Request: The records below must be duplicated exactly, character for character.

Data rows:
※ ※ ※
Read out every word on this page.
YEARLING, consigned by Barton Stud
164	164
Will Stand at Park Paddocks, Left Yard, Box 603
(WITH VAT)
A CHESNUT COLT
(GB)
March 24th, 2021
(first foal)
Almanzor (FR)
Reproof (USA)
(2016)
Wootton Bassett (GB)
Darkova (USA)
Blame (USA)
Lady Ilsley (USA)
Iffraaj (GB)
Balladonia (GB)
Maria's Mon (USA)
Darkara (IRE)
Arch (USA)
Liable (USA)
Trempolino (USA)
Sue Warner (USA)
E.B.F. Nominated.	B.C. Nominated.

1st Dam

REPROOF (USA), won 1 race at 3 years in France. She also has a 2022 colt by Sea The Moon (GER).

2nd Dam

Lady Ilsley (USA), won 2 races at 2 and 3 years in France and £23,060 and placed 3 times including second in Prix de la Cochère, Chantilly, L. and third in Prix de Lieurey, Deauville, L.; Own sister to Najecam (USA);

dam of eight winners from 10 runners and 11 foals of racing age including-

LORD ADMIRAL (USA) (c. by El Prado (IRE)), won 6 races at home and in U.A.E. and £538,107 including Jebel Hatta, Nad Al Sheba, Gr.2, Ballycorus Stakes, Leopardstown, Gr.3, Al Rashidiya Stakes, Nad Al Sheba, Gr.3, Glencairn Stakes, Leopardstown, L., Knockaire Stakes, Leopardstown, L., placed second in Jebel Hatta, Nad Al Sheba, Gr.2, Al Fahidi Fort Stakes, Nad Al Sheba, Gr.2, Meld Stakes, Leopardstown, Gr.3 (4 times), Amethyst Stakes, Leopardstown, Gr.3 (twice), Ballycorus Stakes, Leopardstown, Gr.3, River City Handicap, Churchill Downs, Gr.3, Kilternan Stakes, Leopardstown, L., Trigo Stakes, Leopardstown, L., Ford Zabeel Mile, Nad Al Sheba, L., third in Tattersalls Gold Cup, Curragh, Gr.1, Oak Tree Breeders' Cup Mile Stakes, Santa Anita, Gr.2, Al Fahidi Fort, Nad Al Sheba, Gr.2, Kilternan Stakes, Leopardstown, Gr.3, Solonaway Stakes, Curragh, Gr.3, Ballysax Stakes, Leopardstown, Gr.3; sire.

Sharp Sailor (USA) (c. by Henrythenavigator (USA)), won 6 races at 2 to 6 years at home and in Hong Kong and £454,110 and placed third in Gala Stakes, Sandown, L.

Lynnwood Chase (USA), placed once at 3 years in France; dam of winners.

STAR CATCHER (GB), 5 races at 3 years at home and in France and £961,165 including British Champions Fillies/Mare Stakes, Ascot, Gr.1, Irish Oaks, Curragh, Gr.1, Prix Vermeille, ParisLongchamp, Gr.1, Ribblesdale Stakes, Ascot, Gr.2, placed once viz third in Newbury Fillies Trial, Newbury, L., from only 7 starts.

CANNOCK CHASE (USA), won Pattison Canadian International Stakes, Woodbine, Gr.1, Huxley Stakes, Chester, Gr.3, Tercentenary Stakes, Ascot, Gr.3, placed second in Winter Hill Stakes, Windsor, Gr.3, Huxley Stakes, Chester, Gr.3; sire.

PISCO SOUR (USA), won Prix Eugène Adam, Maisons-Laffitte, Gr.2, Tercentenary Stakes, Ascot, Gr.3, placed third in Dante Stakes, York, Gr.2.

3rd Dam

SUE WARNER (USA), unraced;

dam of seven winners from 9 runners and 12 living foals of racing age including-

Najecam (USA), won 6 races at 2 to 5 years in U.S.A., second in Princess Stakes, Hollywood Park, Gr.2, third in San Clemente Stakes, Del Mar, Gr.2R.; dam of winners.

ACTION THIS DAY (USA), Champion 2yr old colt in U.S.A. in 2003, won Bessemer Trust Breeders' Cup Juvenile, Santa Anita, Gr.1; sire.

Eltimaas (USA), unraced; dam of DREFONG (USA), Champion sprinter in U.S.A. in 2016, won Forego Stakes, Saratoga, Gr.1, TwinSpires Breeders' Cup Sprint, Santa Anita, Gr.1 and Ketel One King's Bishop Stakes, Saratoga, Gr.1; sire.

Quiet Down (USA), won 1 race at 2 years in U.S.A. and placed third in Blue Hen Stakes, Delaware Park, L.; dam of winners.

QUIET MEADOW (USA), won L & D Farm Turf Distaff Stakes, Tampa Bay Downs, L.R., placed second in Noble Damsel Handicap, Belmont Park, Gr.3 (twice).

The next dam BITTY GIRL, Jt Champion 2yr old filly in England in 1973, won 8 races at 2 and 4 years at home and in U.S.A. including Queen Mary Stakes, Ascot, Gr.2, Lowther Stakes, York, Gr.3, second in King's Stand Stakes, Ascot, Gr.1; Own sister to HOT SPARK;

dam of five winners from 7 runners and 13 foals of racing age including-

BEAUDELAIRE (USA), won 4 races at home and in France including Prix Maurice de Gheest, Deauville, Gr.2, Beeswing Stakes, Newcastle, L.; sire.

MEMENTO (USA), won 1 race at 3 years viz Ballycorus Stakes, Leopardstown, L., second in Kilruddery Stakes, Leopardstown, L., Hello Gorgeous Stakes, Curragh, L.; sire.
※ ※ ※
The answer:
Read out every word on this page.
YEARLING, consigned by Barton Stud
164	164
Will Stand at Park Paddocks, Left Yard, Box 603
(WITH VAT)
A CHESNUT COLT
(GB)
March 24th, 2021
(first foal)
Almanzor (FR)
Reproof (USA)
(2016)
Wootton Bassett (GB)
Darkova (USA)
Blame (USA)
Lady Ilsley (USA)
Iffraaj (GB)
Balladonia (GB)
Maria's Mon (USA)
Darkara (IRE)
Arch (USA)
Liable (USA)
Trempolino (USA)
Sue Warner (USA)
E.B.F. Nominated.	B.C. Nominated.

1st Dam

REPROOF (USA), won 1 race at 3 years in France. She also has a 2022 colt by Sea The Moon (GER).

2nd Dam

Lady Ilsley (USA), won 2 races at 2 and 3 years in France and £23,060 and placed 3 times including second in Prix de la Cochère, Chantilly, L. and third in Prix de Lieurey, Deauville, L.; Own sister to Najecam (USA);

dam of eight winners from 10 runners and 11 foals of racing age including-

LORD ADMIRAL (USA) (c. by El Prado (IRE)), won 6 races at home and in U.A.E. and £538,107 including Jebel Hatta, Nad Al Sheba, Gr.2, Ballycorus Stakes, Leopardstown, Gr.3, Al Rashidiya Stakes, Nad Al Sheba, Gr.3, Glencairn Stakes, Leopardstown, L., Knockaire Stakes, Leopardstown, L., placed second in Jebel Hatta, Nad Al Sheba, Gr.2, Al Fahidi Fort Stakes, Nad Al Sheba, Gr.2, Meld Stakes, Leopardstown, Gr.3 (4 times), Amethyst Stakes, Leopardstown, Gr.3 (twice), Ballycorus Stakes, Leopardstown, Gr.3, River City Handicap, Churchill Downs, Gr.3, Kilternan Stakes, Leopardstown, L., Trigo Stakes, Leopardstown, L., Ford Zabeel Mile, Nad Al Sheba, L., third in Tattersalls Gold Cup, Curragh, Gr.1, Oak Tree Breeders' Cup Mile Stakes, Santa Anita, Gr.2, Al Fahidi Fort, Nad Al Sheba, Gr.2, Kilternan Stakes, Leopardstown, Gr.3, Solonaway Stakes, Curragh, Gr.3, Ballysax Stakes, Leopardstown, Gr.3; sire.

Sharp Sailor (USA) (c. by Henrythenavigator (USA)), won 6 races at 2 to 6 years at home and in Hong Kong and £454,110 and placed third in Gala Stakes, Sandown, L.

Lynnwood Chase (USA), placed once at 3 years in France; dam of winners.

STAR CATCHER (GB), 5 races at 3 years at home and in France and £961,165 including British Champions Fillies/Mare Stakes, Ascot, Gr.1, Irish Oaks, Curragh, Gr.1, Prix Vermeille, ParisLongchamp, Gr.1, Ribblesdale Stakes, Ascot, Gr.2, placed once viz third in Newbury Fillies Trial, Newbury, L., from only 7 starts.

CANNOCK CHASE (USA), won Pattison Canadian International Stakes, Woodbine, Gr.1, Huxley Stakes, Chester, Gr.3, Tercentenary Stakes, Ascot, Gr.3, placed second in Winter Hill Stakes, Windsor, Gr.3, Huxley Stakes, Chester, Gr.3; sire.

PISCO SOUR (USA), won Prix Eugène Adam, Maisons-Laffitte, Gr.2, Tercentenary Stakes, Ascot, Gr.3, placed third in Dante Stakes, York, Gr.2.

3rd Dam

SUE WARNER (USA), unraced;

dam of seven winners from 9 runners and 12 living foals of racing age including-

Najecam (USA), won 6 races at 2 to 5 years in U.S.A., second in Princess Stakes, Hollywood Park, Gr.2, third in San Clemente Stakes, Del Mar, Gr.2R.; dam of winners.

ACTION THIS DAY (USA), Champion 2yr old colt in U.S.A. in 2003, won Bessemer Trust Breeders' Cup Juvenile, Santa Anita, Gr.1; sire.

Eltimaas (USA), unraced; dam of DREFONG (USA), Champion sprinter in U.S.A. in 2016, won Forego Stakes, Saratoga, Gr.1, TwinSpires Breeders' Cup Sprint, Santa Anita, Gr.1 and Ketel One King's Bishop Stakes, Saratoga, Gr.1; sire.

Quiet Down (USA), won 1 race at 2 years in U.S.A. and placed third in Blue Hen Stakes, Delaware Park, L.; dam of winners.

QUIET MEADOW (USA), won L & D Farm Turf Distaff Stakes, Tampa Bay Downs, L.R., placed second in Noble Damsel Handicap, Belmont Park, Gr.3 (twice).

The next dam BITTY GIRL, Jt Champion 2yr old filly in England in 1973, won 8 races at 2 and 4 years at home and in U.S.A. including Queen Mary Stakes, Ascot, Gr.2, Lowther Stakes, York, Gr.3, second in King's Stand Stakes, Ascot, Gr.1; Own sister to HOT SPARK;

dam of five winners from 7 runners and 13 foals of racing age including-

BEAUDELAIRE (USA), won 4 races at home and in France including Prix Maurice de Gheest, Deauville, Gr.2, Beeswing Stakes, Newcastle, L.; sire.

MEMENTO (USA), won 1 race at 3 years viz Ballycorus Stakes, Leopardstown, L., second in Kilruddery Stakes, Leopardstown, L., Hello Gorgeous Stakes, Curragh, L.; sire.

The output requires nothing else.